START Records for the exercise

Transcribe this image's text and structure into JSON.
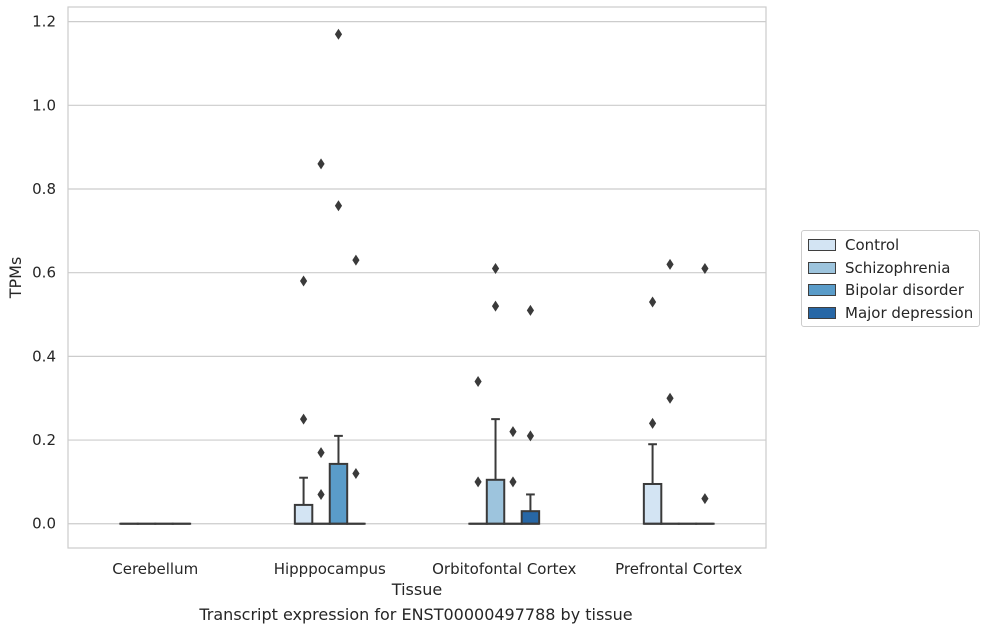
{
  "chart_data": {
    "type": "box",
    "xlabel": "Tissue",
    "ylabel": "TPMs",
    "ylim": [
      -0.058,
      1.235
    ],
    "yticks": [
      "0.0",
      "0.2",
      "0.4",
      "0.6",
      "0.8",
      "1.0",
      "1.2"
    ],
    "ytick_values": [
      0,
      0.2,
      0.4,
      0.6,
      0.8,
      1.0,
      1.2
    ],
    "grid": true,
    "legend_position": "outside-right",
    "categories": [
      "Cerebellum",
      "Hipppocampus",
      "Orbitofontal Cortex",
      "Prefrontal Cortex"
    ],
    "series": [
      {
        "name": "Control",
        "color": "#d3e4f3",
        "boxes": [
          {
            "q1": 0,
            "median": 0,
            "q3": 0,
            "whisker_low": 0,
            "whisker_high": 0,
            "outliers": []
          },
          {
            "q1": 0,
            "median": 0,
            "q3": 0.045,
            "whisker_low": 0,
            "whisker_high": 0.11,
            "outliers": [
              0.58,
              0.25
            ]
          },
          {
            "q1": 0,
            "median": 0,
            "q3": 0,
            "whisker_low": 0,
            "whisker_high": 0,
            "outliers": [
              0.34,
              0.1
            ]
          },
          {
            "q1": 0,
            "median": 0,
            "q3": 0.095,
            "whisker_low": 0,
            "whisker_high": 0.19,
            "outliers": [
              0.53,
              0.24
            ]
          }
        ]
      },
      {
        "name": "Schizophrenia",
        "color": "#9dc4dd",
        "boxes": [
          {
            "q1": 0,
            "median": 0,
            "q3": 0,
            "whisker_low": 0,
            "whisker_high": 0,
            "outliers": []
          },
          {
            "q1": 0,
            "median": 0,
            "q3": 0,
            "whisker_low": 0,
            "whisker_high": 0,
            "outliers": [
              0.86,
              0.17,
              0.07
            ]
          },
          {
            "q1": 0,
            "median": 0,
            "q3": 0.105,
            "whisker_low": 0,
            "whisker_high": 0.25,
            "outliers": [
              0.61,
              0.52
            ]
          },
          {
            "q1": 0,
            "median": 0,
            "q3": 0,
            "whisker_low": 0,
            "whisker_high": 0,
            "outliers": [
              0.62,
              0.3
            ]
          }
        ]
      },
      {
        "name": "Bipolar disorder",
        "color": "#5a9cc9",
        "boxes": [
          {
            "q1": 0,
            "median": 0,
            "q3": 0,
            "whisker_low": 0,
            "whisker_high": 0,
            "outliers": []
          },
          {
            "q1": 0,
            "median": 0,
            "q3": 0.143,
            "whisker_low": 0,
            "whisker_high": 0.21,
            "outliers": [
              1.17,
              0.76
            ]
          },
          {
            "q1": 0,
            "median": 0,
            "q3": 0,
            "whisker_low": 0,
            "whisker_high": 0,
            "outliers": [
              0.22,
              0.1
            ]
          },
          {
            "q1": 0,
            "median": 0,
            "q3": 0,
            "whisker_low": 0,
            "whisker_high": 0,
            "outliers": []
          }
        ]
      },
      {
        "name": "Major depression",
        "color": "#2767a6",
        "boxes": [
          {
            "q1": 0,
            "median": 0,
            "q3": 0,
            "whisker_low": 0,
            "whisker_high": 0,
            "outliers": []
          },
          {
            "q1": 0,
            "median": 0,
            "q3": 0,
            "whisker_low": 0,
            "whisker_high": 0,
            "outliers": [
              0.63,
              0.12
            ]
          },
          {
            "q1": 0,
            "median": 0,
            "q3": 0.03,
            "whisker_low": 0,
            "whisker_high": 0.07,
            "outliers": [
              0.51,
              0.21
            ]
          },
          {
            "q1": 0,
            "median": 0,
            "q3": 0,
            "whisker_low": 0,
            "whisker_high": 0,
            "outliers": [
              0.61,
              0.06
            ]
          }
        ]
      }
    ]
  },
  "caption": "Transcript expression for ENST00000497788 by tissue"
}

END Records for the exercise
START Records for the exercise

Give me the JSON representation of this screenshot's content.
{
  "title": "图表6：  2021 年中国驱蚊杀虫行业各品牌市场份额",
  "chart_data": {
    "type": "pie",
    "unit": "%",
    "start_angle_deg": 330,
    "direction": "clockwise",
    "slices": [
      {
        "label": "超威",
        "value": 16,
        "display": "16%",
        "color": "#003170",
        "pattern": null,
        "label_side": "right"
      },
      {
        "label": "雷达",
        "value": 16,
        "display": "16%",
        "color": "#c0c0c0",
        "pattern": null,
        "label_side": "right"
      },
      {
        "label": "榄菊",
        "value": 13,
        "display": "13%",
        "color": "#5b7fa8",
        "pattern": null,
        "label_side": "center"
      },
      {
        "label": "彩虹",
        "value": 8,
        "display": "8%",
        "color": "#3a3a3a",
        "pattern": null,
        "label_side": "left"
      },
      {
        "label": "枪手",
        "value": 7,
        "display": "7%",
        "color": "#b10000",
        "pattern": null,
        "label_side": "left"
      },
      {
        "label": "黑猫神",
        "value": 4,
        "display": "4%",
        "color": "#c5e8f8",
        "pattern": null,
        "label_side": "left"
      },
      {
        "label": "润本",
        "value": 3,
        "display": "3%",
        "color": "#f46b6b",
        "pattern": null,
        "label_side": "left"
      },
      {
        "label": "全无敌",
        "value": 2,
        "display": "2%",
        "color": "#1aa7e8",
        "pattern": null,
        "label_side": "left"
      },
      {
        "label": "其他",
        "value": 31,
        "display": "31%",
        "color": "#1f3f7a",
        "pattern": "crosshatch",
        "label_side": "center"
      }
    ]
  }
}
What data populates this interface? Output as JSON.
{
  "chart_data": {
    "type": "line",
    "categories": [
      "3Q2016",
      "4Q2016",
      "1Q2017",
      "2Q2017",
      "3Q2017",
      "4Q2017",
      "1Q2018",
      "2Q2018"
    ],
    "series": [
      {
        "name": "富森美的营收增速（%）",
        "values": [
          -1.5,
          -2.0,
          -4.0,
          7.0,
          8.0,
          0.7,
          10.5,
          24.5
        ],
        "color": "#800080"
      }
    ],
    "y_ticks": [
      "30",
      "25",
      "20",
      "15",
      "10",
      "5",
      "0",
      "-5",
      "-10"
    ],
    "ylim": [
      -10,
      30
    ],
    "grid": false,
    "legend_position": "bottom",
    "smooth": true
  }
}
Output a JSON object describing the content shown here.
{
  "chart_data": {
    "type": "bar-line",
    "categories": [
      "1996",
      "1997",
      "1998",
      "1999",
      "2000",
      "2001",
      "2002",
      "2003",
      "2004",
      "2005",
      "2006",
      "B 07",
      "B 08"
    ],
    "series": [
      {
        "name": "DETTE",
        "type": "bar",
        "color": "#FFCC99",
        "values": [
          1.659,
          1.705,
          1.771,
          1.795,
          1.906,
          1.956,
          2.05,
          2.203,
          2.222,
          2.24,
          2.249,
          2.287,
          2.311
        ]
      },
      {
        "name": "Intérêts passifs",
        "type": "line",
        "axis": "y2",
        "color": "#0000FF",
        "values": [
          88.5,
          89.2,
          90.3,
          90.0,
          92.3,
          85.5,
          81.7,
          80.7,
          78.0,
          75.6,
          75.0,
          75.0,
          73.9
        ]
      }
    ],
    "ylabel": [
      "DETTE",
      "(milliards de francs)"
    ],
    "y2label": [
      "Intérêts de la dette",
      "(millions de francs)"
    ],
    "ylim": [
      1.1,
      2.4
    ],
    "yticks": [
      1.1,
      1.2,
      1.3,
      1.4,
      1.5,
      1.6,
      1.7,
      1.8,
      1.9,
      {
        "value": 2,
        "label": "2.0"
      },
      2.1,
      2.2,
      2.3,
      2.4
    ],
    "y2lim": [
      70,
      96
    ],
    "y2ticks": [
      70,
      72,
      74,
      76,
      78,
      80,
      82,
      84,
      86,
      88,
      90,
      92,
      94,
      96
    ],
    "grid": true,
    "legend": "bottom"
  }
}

END Records for the exercise

◆ Exercise instructions
Copy each line above that contains the word "name".

◆ Task output
        "name": "Control",
        "name": "Schizophrenia",
        "name": "Bipolar disorder",
        "name": "Major depression",
        "name": "富森美的营收增速（%）",
        "name": "DETTE",
        "name": "Intérêts passifs",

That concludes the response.